_DATASET EXTRACT_

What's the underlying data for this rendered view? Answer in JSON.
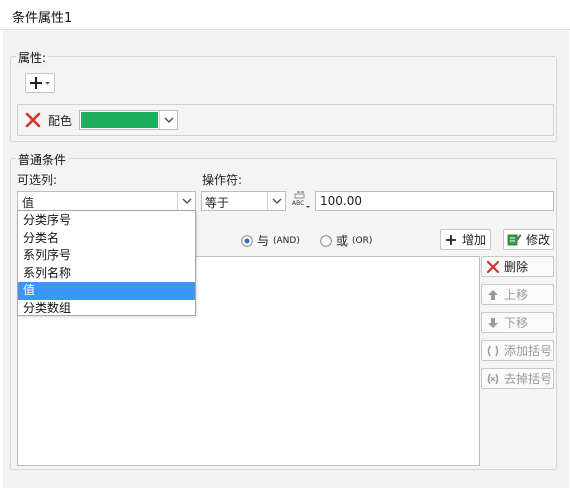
{
  "window": {
    "title": "条件属性1"
  },
  "properties": {
    "group_label": "属性:",
    "add_icon": "plus-icon",
    "color_row": {
      "label": "配色",
      "swatch_color": "#1ead5b",
      "remove_icon": "red-x-icon"
    }
  },
  "conditions": {
    "group_label": "普通条件",
    "column_label": "可选列:",
    "column_value": "值",
    "operator_label": "操作符:",
    "operator_value": "等于",
    "value_input": "100.00",
    "value_type_icon": "abc-formula-icon",
    "logic": {
      "and_label": "与",
      "and_sub": "(AND)",
      "or_label": "或",
      "or_sub": "(OR)",
      "selected": "and"
    },
    "add_label": "增加",
    "modify_label": "修改",
    "side_buttons": {
      "delete": "删除",
      "up": "上移",
      "down": "下移",
      "add_bracket": "添加括号",
      "remove_bracket": "去掉括号"
    },
    "dropdown_options": [
      "分类序号",
      "分类名",
      "系列序号",
      "系列名称",
      "值",
      "分类数组"
    ],
    "dropdown_selected_index": 4
  },
  "colors": {
    "accent": "#3d95f6",
    "swatch": "#1ead5b",
    "delete_red": "#d9302a",
    "modify_green": "#2e9b3c"
  }
}
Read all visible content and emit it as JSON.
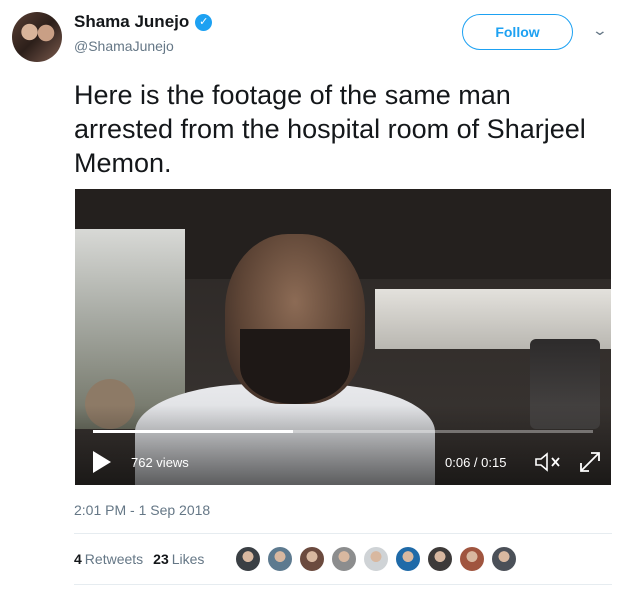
{
  "author": {
    "name": "Shama Junejo",
    "handle": "@ShamaJunejo",
    "verified_icon": "✓",
    "avatar_icon": "user-avatar"
  },
  "follow_label": "Follow",
  "caret_icon": "chevron-down-icon",
  "tweet_text": "Here is the footage of the same man arrested from the hospital room of Sharjeel Memon.",
  "video": {
    "views": "762 views",
    "time": "0:06 / 0:15",
    "progress_fraction": 0.4,
    "play_icon": "play-icon",
    "mute_icon": "volume-muted-icon",
    "expand_icon": "expand-icon"
  },
  "timestamp": "2:01 PM - 1 Sep 2018",
  "stats": {
    "retweets_count": "4",
    "retweets_label": "Retweets",
    "likes_count": "23",
    "likes_label": "Likes"
  },
  "likers": [
    {
      "color": "#3a3f44"
    },
    {
      "color": "#5d7a8f"
    },
    {
      "color": "#6b4a3e"
    },
    {
      "color": "#8c8d8e"
    },
    {
      "color": "#cfd3d6"
    },
    {
      "color": "#1f6aa8"
    },
    {
      "color": "#3d3a39"
    },
    {
      "color": "#a0553f"
    },
    {
      "color": "#4b5058"
    }
  ],
  "colors": {
    "accent": "#1da1f2",
    "muted_text": "#657786",
    "text": "#14171a"
  }
}
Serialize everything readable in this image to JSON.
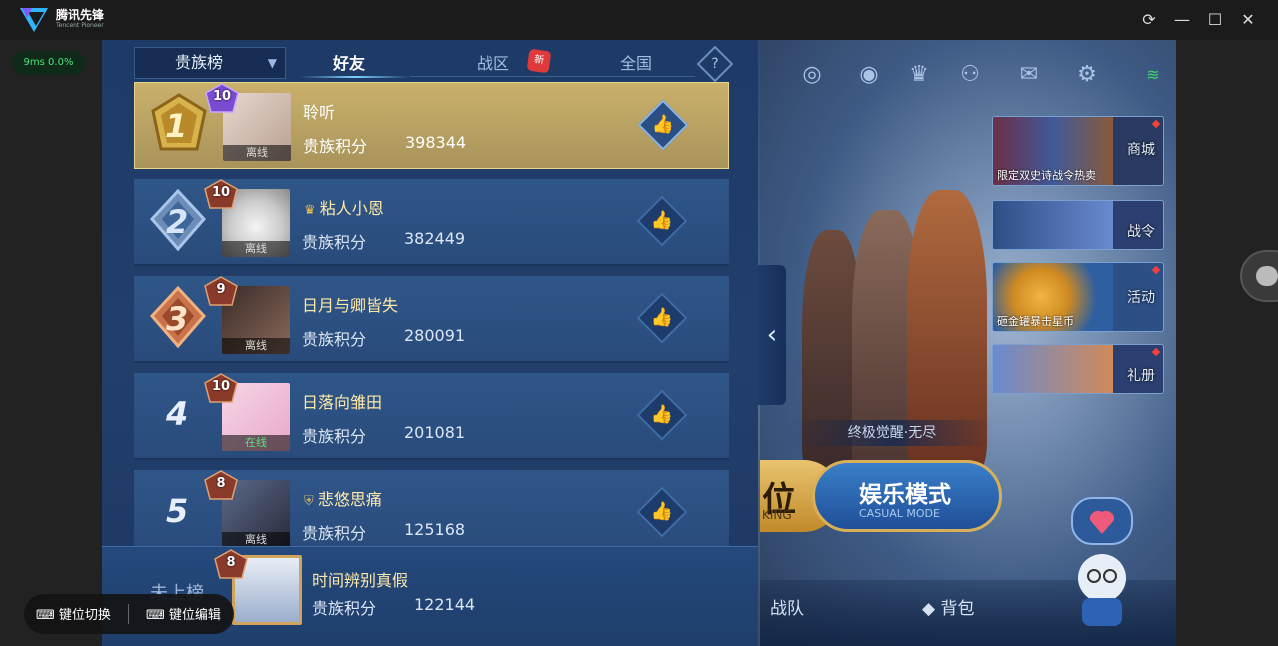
{
  "app": {
    "name": "腾讯先锋",
    "subname": "Tencent Pioneer",
    "ping": "9ms  0.0%"
  },
  "window_buttons": [
    "refresh",
    "minimize",
    "maximize",
    "close"
  ],
  "leaderboard": {
    "selector": "贵族榜",
    "tabs": [
      {
        "label": "好友",
        "active": true
      },
      {
        "label": "战区",
        "badge": "新"
      },
      {
        "label": "全国"
      }
    ],
    "rows": [
      {
        "rank": "1",
        "level": "10",
        "name": "聆听",
        "status": "离线",
        "score_label": "贵族积分",
        "score": "398344"
      },
      {
        "rank": "2",
        "level": "10",
        "name": "粘人小恩",
        "status": "离线",
        "score_label": "贵族积分",
        "score": "382449"
      },
      {
        "rank": "3",
        "level": "9",
        "name": "日月与卿皆失",
        "status": "离线",
        "score_label": "贵族积分",
        "score": "280091"
      },
      {
        "rank": "4",
        "level": "10",
        "name": "日落向雏田",
        "status": "在线",
        "score_label": "贵族积分",
        "score": "201081"
      },
      {
        "rank": "5",
        "level": "8",
        "name": "悲悠思痛",
        "status": "离线",
        "score_label": "贵族积分",
        "score": "125168"
      }
    ],
    "me": {
      "rank": "未上榜",
      "level": "8",
      "name": "时间辨别真假",
      "score_label": "贵族积分",
      "score": "122144"
    }
  },
  "game": {
    "tiles": [
      {
        "caption": "限定双史诗战令热卖",
        "label": "商城"
      },
      {
        "caption": "",
        "label": "战令"
      },
      {
        "caption": "砸金罐暴击星币",
        "label": "活动"
      },
      {
        "caption": "",
        "label": "礼册"
      }
    ],
    "rank_tag": "终极觉醒·无尽",
    "rank_btn": {
      "t1": "位",
      "t2": "KING"
    },
    "mode_btn": {
      "t1": "娱乐模式",
      "t2": "CASUAL MODE"
    },
    "bottom_nav": [
      "战队",
      "背包"
    ]
  },
  "keybar": {
    "switch": "键位切换",
    "edit": "键位编辑"
  },
  "colors": {
    "accent_gold": "#c9b06b",
    "panel_blue": "#223f6c",
    "online_green": "#5de07f"
  }
}
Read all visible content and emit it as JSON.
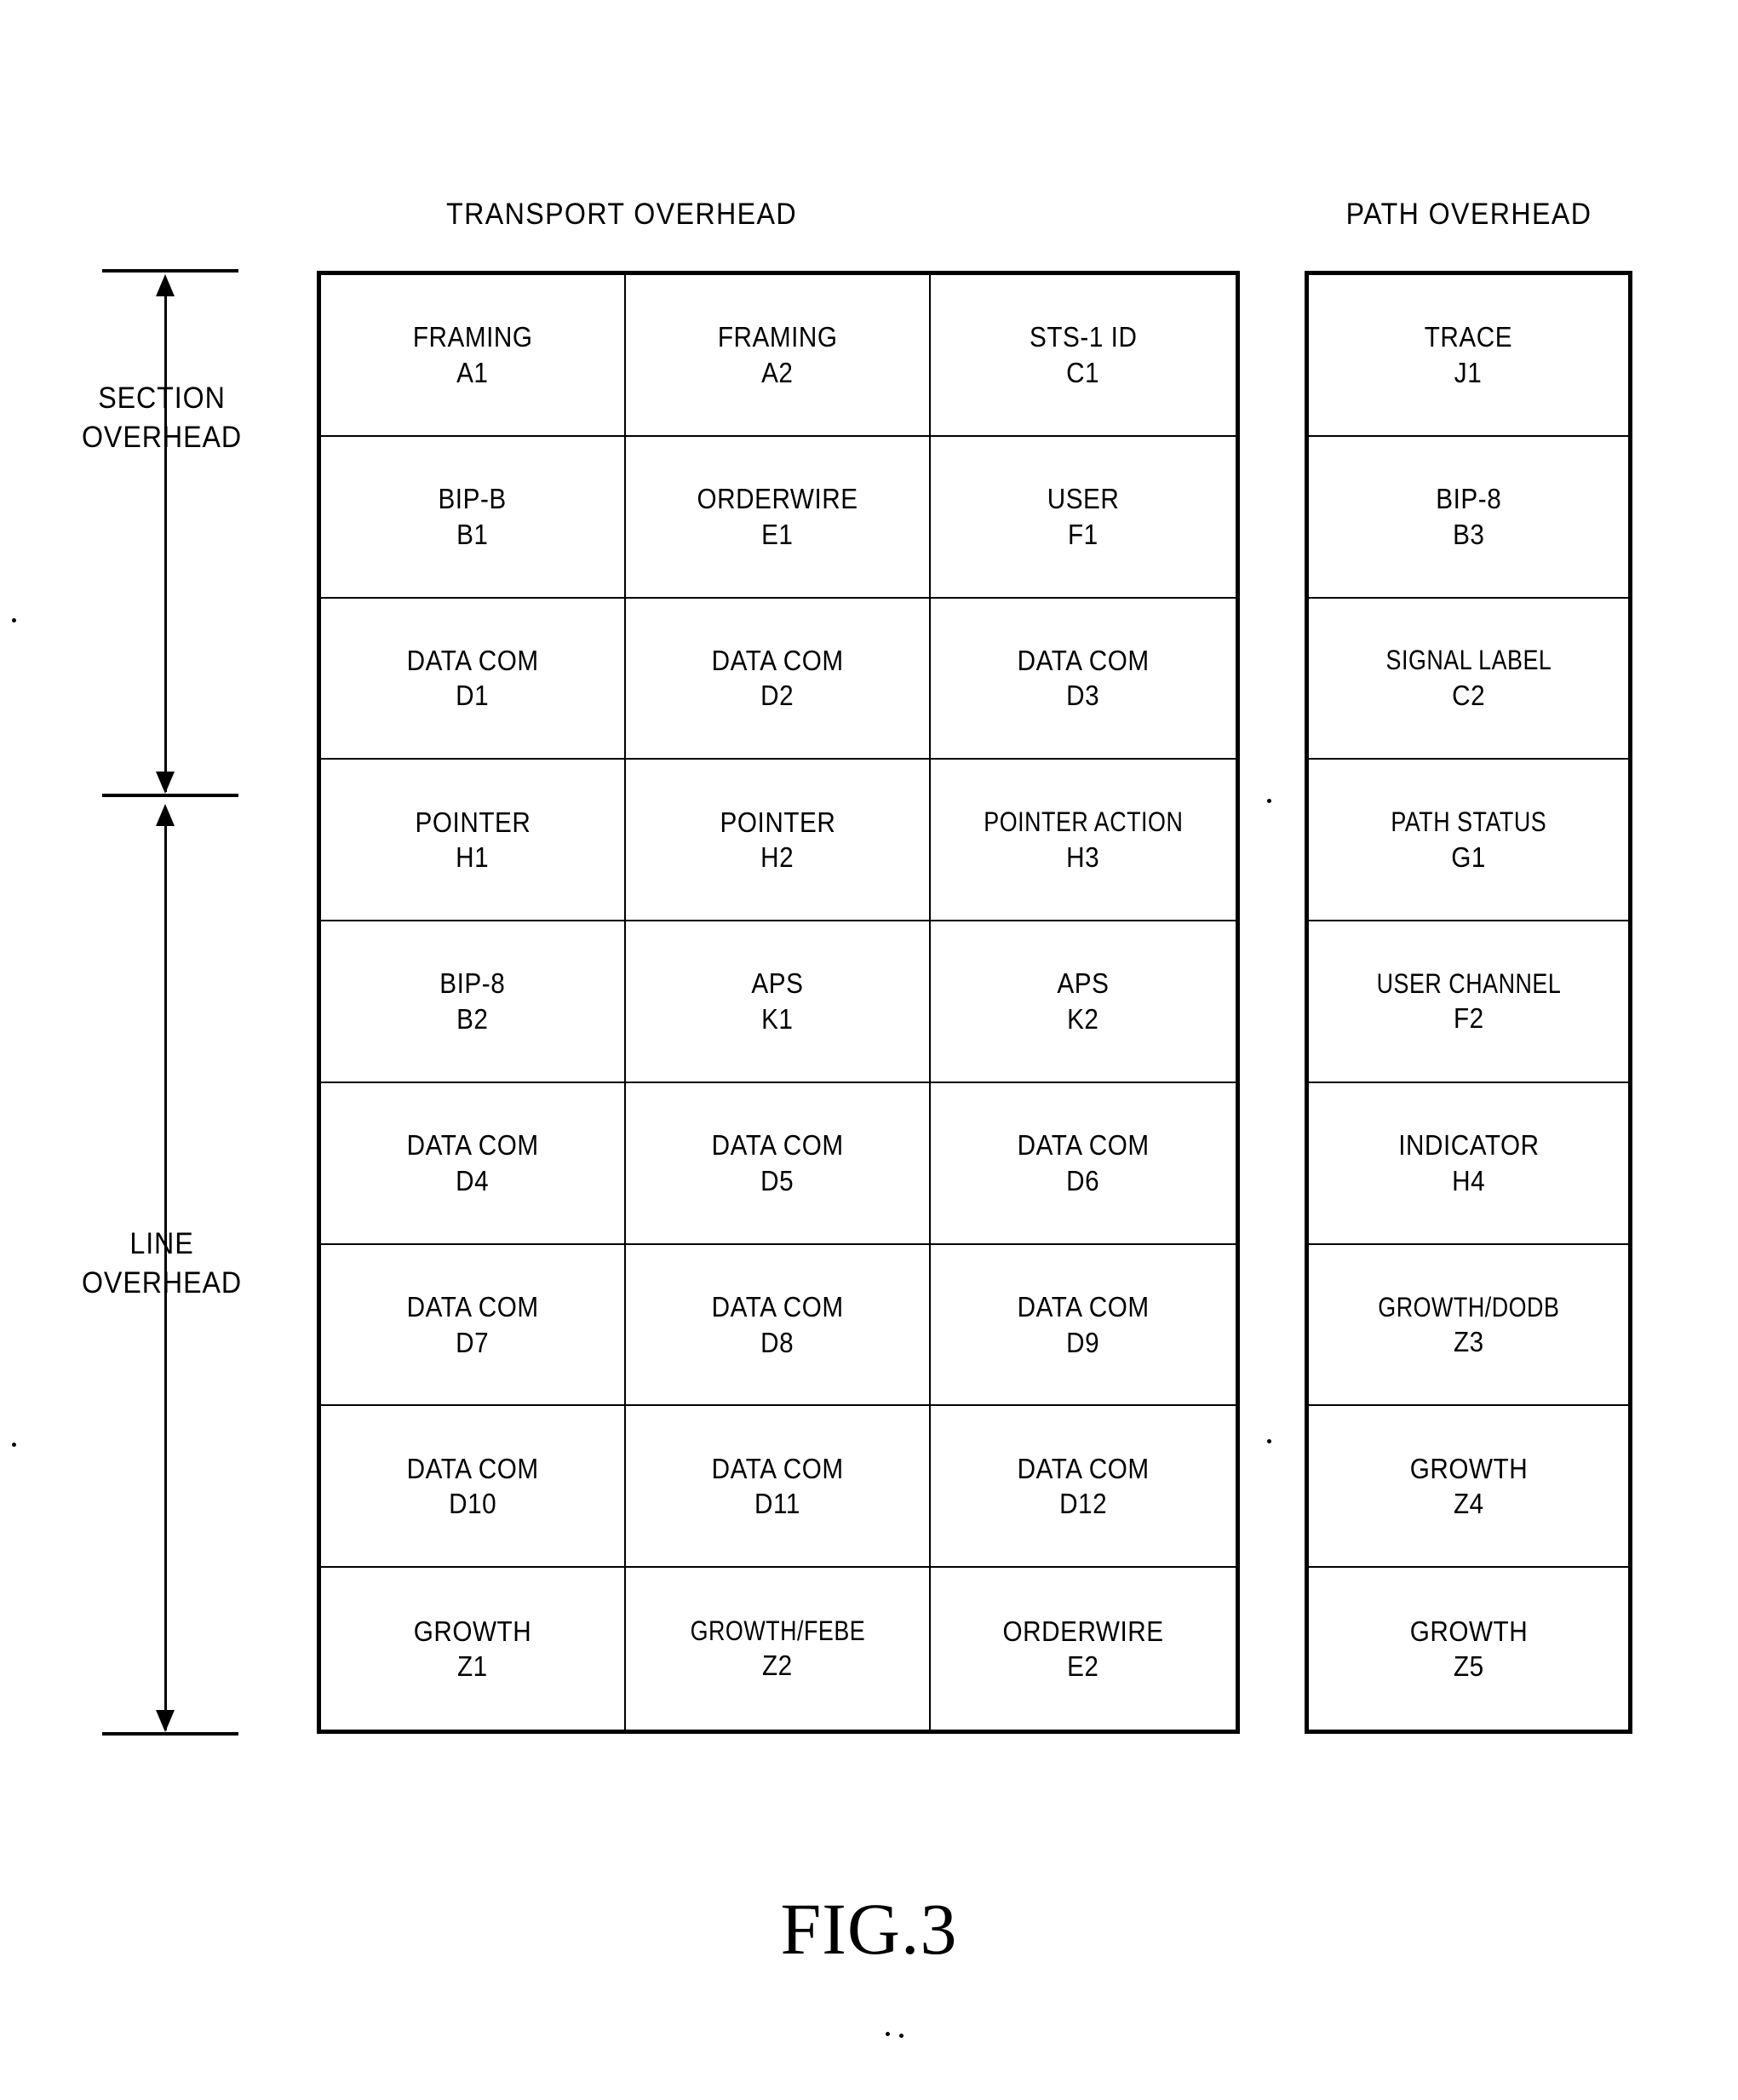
{
  "figure": {
    "caption": "FIG.3",
    "transport_title": "TRANSPORT OVERHEAD",
    "path_title": "PATH OVERHEAD"
  },
  "side_labels": [
    {
      "line1": "SECTION",
      "line2": "OVERHEAD"
    },
    {
      "line1": "LINE",
      "line2": "OVERHEAD"
    }
  ],
  "transport_overhead": {
    "rows": [
      [
        {
          "name": "FRAMING",
          "code": "A1"
        },
        {
          "name": "FRAMING",
          "code": "A2"
        },
        {
          "name": "STS-1 ID",
          "code": "C1"
        }
      ],
      [
        {
          "name": "BIP-B",
          "code": "B1"
        },
        {
          "name": "ORDERWIRE",
          "code": "E1"
        },
        {
          "name": "USER",
          "code": "F1"
        }
      ],
      [
        {
          "name": "DATA COM",
          "code": "D1"
        },
        {
          "name": "DATA COM",
          "code": "D2"
        },
        {
          "name": "DATA COM",
          "code": "D3"
        }
      ],
      [
        {
          "name": "POINTER",
          "code": "H1"
        },
        {
          "name": "POINTER",
          "code": "H2"
        },
        {
          "name": "POINTER ACTION",
          "code": "H3"
        }
      ],
      [
        {
          "name": "BIP-8",
          "code": "B2"
        },
        {
          "name": "APS",
          "code": "K1"
        },
        {
          "name": "APS",
          "code": "K2"
        }
      ],
      [
        {
          "name": "DATA COM",
          "code": "D4"
        },
        {
          "name": "DATA COM",
          "code": "D5"
        },
        {
          "name": "DATA COM",
          "code": "D6"
        }
      ],
      [
        {
          "name": "DATA COM",
          "code": "D7"
        },
        {
          "name": "DATA COM",
          "code": "D8"
        },
        {
          "name": "DATA COM",
          "code": "D9"
        }
      ],
      [
        {
          "name": "DATA COM",
          "code": "D10"
        },
        {
          "name": "DATA COM",
          "code": "D11"
        },
        {
          "name": "DATA COM",
          "code": "D12"
        }
      ],
      [
        {
          "name": "GROWTH",
          "code": "Z1"
        },
        {
          "name": "GROWTH/FEBE",
          "code": "Z2"
        },
        {
          "name": "ORDERWIRE",
          "code": "E2"
        }
      ]
    ]
  },
  "path_overhead": {
    "rows": [
      {
        "name": "TRACE",
        "code": "J1"
      },
      {
        "name": "BIP-8",
        "code": "B3"
      },
      {
        "name": "SIGNAL LABEL",
        "code": "C2"
      },
      {
        "name": "PATH STATUS",
        "code": "G1"
      },
      {
        "name": "USER CHANNEL",
        "code": "F2"
      },
      {
        "name": "INDICATOR",
        "code": "H4"
      },
      {
        "name": "GROWTH/DODB",
        "code": "Z3"
      },
      {
        "name": "GROWTH",
        "code": "Z4"
      },
      {
        "name": "GROWTH",
        "code": "Z5"
      }
    ]
  }
}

_WORK TO COMPLETE_
Take the records above and transcribe them exactly, dropping every picture.

_COMPLETED EXERCISE_
What's the underlying data for this rendered view? Answer in JSON.
{
  "window": {
    "title": "条件属性1"
  },
  "properties": {
    "group_label": "属性:",
    "add_icon": "plus-icon",
    "color_row": {
      "label": "配色",
      "swatch_color": "#1ead5b",
      "remove_icon": "red-x-icon"
    }
  },
  "conditions": {
    "group_label": "普通条件",
    "column_label": "可选列:",
    "column_value": "值",
    "operator_label": "操作符:",
    "operator_value": "等于",
    "value_input": "100.00",
    "value_type_icon": "abc-formula-icon",
    "logic": {
      "and_label": "与",
      "and_sub": "(AND)",
      "or_label": "或",
      "or_sub": "(OR)",
      "selected": "and"
    },
    "add_label": "增加",
    "modify_label": "修改",
    "side_buttons": {
      "delete": "删除",
      "up": "上移",
      "down": "下移",
      "add_bracket": "添加括号",
      "remove_bracket": "去掉括号"
    },
    "dropdown_options": [
      "分类序号",
      "分类名",
      "系列序号",
      "系列名称",
      "值",
      "分类数组"
    ],
    "dropdown_selected_index": 4
  },
  "colors": {
    "accent": "#3d95f6",
    "swatch": "#1ead5b",
    "delete_red": "#d9302a",
    "modify_green": "#2e9b3c"
  }
}
Read all visible content and emit it as JSON.
{
  "author": {
    "name": "Shama Junejo",
    "handle": "@ShamaJunejo",
    "verified_icon": "✓",
    "avatar_icon": "user-avatar"
  },
  "follow_label": "Follow",
  "caret_icon": "chevron-down-icon",
  "tweet_text": "Here is the footage of the same man arrested from the hospital room of Sharjeel Memon.",
  "video": {
    "views": "762 views",
    "time": "0:06 / 0:15",
    "progress_fraction": 0.4,
    "play_icon": "play-icon",
    "mute_icon": "volume-muted-icon",
    "expand_icon": "expand-icon"
  },
  "timestamp": "2:01 PM - 1 Sep 2018",
  "stats": {
    "retweets_count": "4",
    "retweets_label": "Retweets",
    "likes_count": "23",
    "likes_label": "Likes"
  },
  "likers": [
    {
      "color": "#3a3f44"
    },
    {
      "color": "#5d7a8f"
    },
    {
      "color": "#6b4a3e"
    },
    {
      "color": "#8c8d8e"
    },
    {
      "color": "#cfd3d6"
    },
    {
      "color": "#1f6aa8"
    },
    {
      "color": "#3d3a39"
    },
    {
      "color": "#a0553f"
    },
    {
      "color": "#4b5058"
    }
  ],
  "colors": {
    "accent": "#1da1f2",
    "muted_text": "#657786",
    "text": "#14171a"
  }
}
Serialize everything readable in this image to JSON.
{
  "app": {
    "name": "腾讯先锋",
    "subname": "Tencent Pioneer",
    "ping": "9ms  0.0%"
  },
  "window_buttons": [
    "refresh",
    "minimize",
    "maximize",
    "close"
  ],
  "leaderboard": {
    "selector": "贵族榜",
    "tabs": [
      {
        "label": "好友",
        "active": true
      },
      {
        "label": "战区",
        "badge": "新"
      },
      {
        "label": "全国"
      }
    ],
    "rows": [
      {
        "rank": "1",
        "level": "10",
        "name": "聆听",
        "status": "离线",
        "score_label": "贵族积分",
        "score": "398344"
      },
      {
        "rank": "2",
        "level": "10",
        "name": "粘人小恩",
        "status": "离线",
        "score_label": "贵族积分",
        "score": "382449"
      },
      {
        "rank": "3",
        "level": "9",
        "name": "日月与卿皆失",
        "status": "离线",
        "score_label": "贵族积分",
        "score": "280091"
      },
      {
        "rank": "4",
        "level": "10",
        "name": "日落向雏田",
        "status": "在线",
        "score_label": "贵族积分",
        "score": "201081"
      },
      {
        "rank": "5",
        "level": "8",
        "name": "悲悠思痛",
        "status": "离线",
        "score_label": "贵族积分",
        "score": "125168"
      }
    ],
    "me": {
      "rank": "未上榜",
      "level": "8",
      "name": "时间辨别真假",
      "score_label": "贵族积分",
      "score": "122144"
    }
  },
  "game": {
    "tiles": [
      {
        "caption": "限定双史诗战令热卖",
        "label": "商城"
      },
      {
        "caption": "",
        "label": "战令"
      },
      {
        "caption": "砸金罐暴击星币",
        "label": "活动"
      },
      {
        "caption": "",
        "label": "礼册"
      }
    ],
    "rank_tag": "终极觉醒·无尽",
    "rank_btn": {
      "t1": "位",
      "t2": "KING"
    },
    "mode_btn": {
      "t1": "娱乐模式",
      "t2": "CASUAL MODE"
    },
    "bottom_nav": [
      "战队",
      "背包"
    ]
  },
  "keybar": {
    "switch": "键位切换",
    "edit": "键位编辑"
  },
  "colors": {
    "accent_gold": "#c9b06b",
    "panel_blue": "#223f6c",
    "online_green": "#5de07f"
  }
}
Read all visible content and emit it as JSON.
{
  "figure": {
    "caption": "FIG.3",
    "transport_title": "TRANSPORT OVERHEAD",
    "path_title": "PATH OVERHEAD"
  },
  "side_labels": [
    {
      "line1": "SECTION",
      "line2": "OVERHEAD"
    },
    {
      "line1": "LINE",
      "line2": "OVERHEAD"
    }
  ],
  "transport_overhead": {
    "rows": [
      [
        {
          "name": "FRAMING",
          "code": "A1"
        },
        {
          "name": "FRAMING",
          "code": "A2"
        },
        {
          "name": "STS-1 ID",
          "code": "C1"
        }
      ],
      [
        {
          "name": "BIP-B",
          "code": "B1"
        },
        {
          "name": "ORDERWIRE",
          "code": "E1"
        },
        {
          "name": "USER",
          "code": "F1"
        }
      ],
      [
        {
          "name": "DATA COM",
          "code": "D1"
        },
        {
          "name": "DATA COM",
          "code": "D2"
        },
        {
          "name": "DATA COM",
          "code": "D3"
        }
      ],
      [
        {
          "name": "POINTER",
          "code": "H1"
        },
        {
          "name": "POINTER",
          "code": "H2"
        },
        {
          "name": "POINTER ACTION",
          "code": "H3"
        }
      ],
      [
        {
          "name": "BIP-8",
          "code": "B2"
        },
        {
          "name": "APS",
          "code": "K1"
        },
        {
          "name": "APS",
          "code": "K2"
        }
      ],
      [
        {
          "name": "DATA COM",
          "code": "D4"
        },
        {
          "name": "DATA COM",
          "code": "D5"
        },
        {
          "name": "DATA COM",
          "code": "D6"
        }
      ],
      [
        {
          "name": "DATA COM",
          "code": "D7"
        },
        {
          "name": "DATA COM",
          "code": "D8"
        },
        {
          "name": "DATA COM",
          "code": "D9"
        }
      ],
      [
        {
          "name": "DATA COM",
          "code": "D10"
        },
        {
          "name": "DATA COM",
          "code": "D11"
        },
        {
          "name": "DATA COM",
          "code": "D12"
        }
      ],
      [
        {
          "name": "GROWTH",
          "code": "Z1"
        },
        {
          "name": "GROWTH/FEBE",
          "code": "Z2"
        },
        {
          "name": "ORDERWIRE",
          "code": "E2"
        }
      ]
    ]
  },
  "path_overhead": {
    "rows": [
      {
        "name": "TRACE",
        "code": "J1"
      },
      {
        "name": "BIP-8",
        "code": "B3"
      },
      {
        "name": "SIGNAL LABEL",
        "code": "C2"
      },
      {
        "name": "PATH STATUS",
        "code": "G1"
      },
      {
        "name": "USER CHANNEL",
        "code": "F2"
      },
      {
        "name": "INDICATOR",
        "code": "H4"
      },
      {
        "name": "GROWTH/DODB",
        "code": "Z3"
      },
      {
        "name": "GROWTH",
        "code": "Z4"
      },
      {
        "name": "GROWTH",
        "code": "Z5"
      }
    ]
  }
}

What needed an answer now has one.